▶ [VORLIEGENDER AUSZUG]:
⟨

Vom Exodus zum Introitus. Vom Einstieg zum Aufstieg. Vom Mysterium zu Gemeinschaft und Mission. Predigt zur Weihe von Abt Anselm van der Linde in Wettingen-Mehrerau am 21. März 2009 von Erzbischof Dr. Alois Kothgasser SDB

(Es gilt das gesprochene Wort.)

Lieber neu erwählter Abt von Wettingen-Mehrerau!
Lieber emeritierter Abt Kassian,
liebe Söhne des hl. Benediktus und des hl. Bernhard,
liebe Äbte und Äbtissinnen, Oberinnen und Obere sowie Mitglieder der verschiedenen Ordensgemeinschaften!
Lieber Diözesanbischof Elmar!
Liebe Bischofsvikare für die Orden,
liebe Brüder im priesterlichen und diakonalen Dienst,
liebe Mitarbeiterinnen und Mitarbeiter im Sendungsauftrag Christi!
Liebe Ministranten und Ministrantinnen,
liebe Mitglieder des Chores und des Orchesters!
Liebe Verantwortliche in Gemeinde, Bezirk, Stadt und Land!
Liebe Vertreter der Medien!
Liebe Mutter, Verwandte und Freunde des neuen Abtes!

⟩

▶ [AUFGABEN BEARBEITEN]:
1) Nenne alle mit „Vom“ beginnenden Wendungen aus dem Titel der Predigt.
2) Greife die Predigt nach der letzten Anrede wieder auf und führe sie weiter.
Die Auflistung steht in keinem Zusammenhang mit der Predigt.

▶ [ERFASSTE DATEN]:
⟨

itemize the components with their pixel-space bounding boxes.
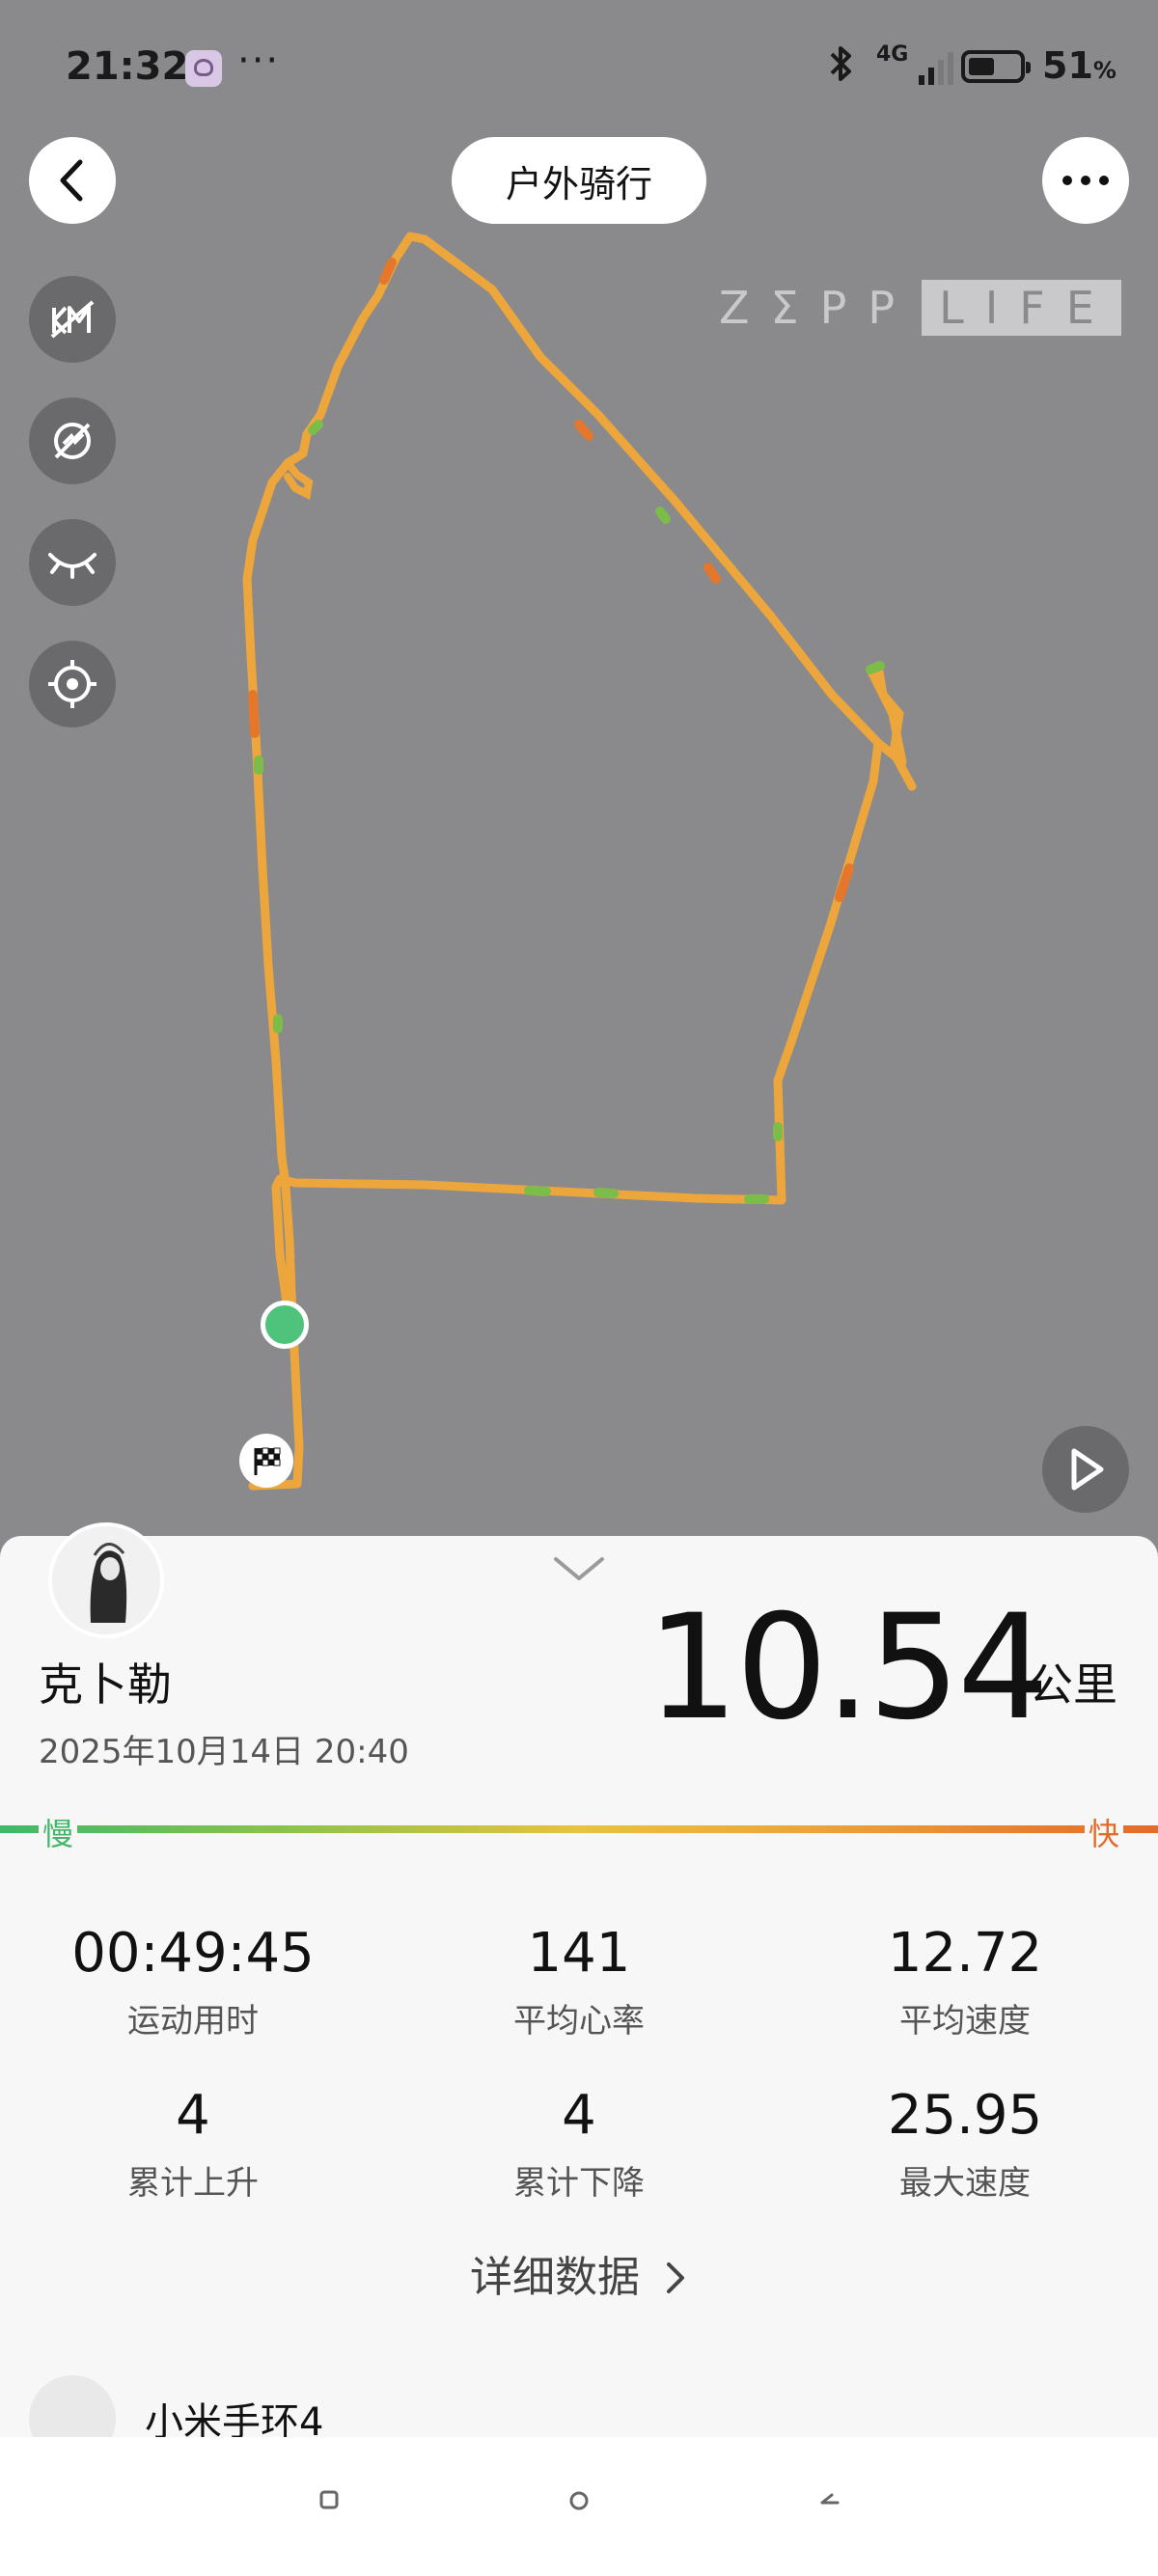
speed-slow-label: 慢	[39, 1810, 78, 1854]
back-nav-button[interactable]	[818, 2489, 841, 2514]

⟩

▶ [ERWARTETE LÖSUNGEN]:
1) Vom Exodus zum Introitus; Vom Einstieg zum Aufstieg; Vom Mysterium zu Gemeinschaft und Mission

2)
Liebe Kinder und Jugendliche, liebe Brüder und Schwestern alle!


„Gaudeamus omnes in Domino,
diem festum celebrantes
sub honore sancti Benedicti Abbatis!”


„Der Herr sprach zu Abram: Zieh weg aus deinem Land, von deiner Verwandt¬schaft und aus deinem Vaterhaus in das Land, das ich dir zeigen werde … Ein Segen sollst du sein …“ (Gen 12,1.2)


Der 1. Schritt: Vom Exodus zum Introitus

Seitdem sich die aus ihrem Schweizer Kloster Wettingen ausgewiesenen Zisterzienser vor gut 150 Jahren am österreichischen Bodenseeufer in der ehemaligen Benediktiner¬abtei Mehrerau niederließen, bestand das Einzugsgebiet des Konventes und der Klosterschule aus den Anrainerstaaten Schweiz, Deutschland und Österreich. Dieses Bild spiegelt sich auch in den bisher neun Äbten wider, von denen je drei Schweizer, Deutsche und Österreicher waren. Soviel uns bekannt ist, verursachte dies bezüglich des Zusammenhalts der Gemeinschaft nie ernsthafte Probleme.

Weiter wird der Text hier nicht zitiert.